MATERIAL FOR THIS TASK:
────────────────────
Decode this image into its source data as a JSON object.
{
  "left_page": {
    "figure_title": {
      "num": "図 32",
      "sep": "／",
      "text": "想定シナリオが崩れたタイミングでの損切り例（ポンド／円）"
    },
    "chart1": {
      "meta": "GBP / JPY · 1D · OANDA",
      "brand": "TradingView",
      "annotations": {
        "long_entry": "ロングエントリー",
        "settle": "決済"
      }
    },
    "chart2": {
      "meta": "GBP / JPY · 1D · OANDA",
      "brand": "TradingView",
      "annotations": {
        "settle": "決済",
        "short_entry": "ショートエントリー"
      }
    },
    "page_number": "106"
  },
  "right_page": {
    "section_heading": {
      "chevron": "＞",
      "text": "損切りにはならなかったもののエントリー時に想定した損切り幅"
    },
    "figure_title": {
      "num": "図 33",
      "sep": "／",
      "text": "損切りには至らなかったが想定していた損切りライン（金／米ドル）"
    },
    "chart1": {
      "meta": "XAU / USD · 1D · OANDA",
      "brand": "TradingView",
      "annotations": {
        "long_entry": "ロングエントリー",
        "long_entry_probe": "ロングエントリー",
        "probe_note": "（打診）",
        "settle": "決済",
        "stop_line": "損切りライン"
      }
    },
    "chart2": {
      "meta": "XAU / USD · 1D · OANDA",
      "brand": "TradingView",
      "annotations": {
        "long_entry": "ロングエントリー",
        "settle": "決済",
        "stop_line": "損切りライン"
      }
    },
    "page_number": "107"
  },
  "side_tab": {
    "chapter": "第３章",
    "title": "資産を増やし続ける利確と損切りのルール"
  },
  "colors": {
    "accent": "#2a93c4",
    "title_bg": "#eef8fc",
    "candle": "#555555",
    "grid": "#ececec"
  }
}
────────────────────
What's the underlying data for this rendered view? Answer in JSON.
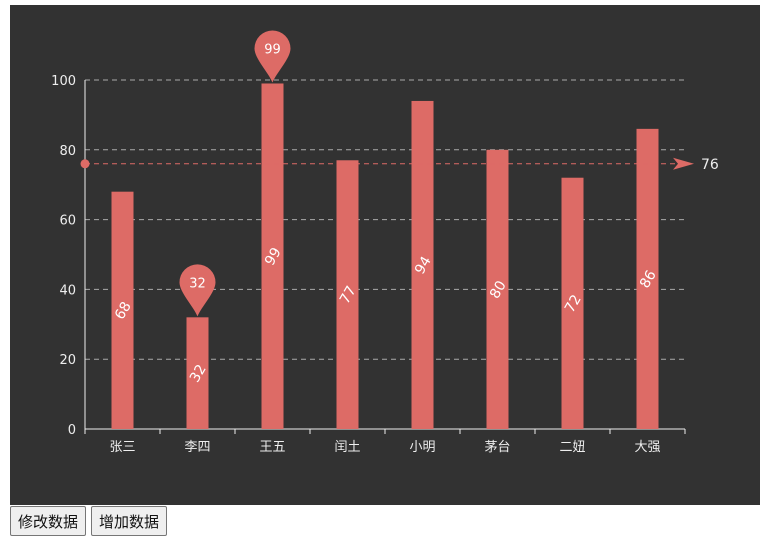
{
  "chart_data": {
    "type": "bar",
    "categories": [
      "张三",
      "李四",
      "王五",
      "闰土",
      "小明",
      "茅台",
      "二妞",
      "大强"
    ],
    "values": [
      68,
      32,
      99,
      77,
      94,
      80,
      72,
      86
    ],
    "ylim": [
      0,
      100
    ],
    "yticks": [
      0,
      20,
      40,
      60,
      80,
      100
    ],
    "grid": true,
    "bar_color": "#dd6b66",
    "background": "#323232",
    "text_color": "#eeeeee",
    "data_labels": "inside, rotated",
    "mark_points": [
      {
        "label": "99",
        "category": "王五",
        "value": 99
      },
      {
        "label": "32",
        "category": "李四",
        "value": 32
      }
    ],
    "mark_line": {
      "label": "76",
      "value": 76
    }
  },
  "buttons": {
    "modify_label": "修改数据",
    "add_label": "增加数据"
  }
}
────────────────────
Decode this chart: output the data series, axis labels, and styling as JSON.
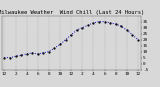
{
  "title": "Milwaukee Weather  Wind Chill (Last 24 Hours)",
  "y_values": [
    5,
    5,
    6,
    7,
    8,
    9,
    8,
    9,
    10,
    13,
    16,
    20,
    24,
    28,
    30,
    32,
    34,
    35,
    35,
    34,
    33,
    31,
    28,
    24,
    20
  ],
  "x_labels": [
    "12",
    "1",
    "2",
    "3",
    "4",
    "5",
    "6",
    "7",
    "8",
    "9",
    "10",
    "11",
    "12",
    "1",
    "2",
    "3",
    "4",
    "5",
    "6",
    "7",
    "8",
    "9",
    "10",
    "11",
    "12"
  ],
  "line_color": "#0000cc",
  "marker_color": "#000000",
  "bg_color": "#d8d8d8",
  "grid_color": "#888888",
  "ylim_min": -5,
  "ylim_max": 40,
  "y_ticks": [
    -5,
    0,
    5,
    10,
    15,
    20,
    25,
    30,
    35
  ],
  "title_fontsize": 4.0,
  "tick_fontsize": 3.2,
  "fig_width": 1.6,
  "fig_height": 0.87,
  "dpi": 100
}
────────────────────
WHAT YOU WILL DO: Identify each line of the material where the word "Decode" shows up, and copy it.

THE RESULT:
Decode this image into its source data as a JSON object.
Decode this chart: output the data series, axis labels, and styling as JSON.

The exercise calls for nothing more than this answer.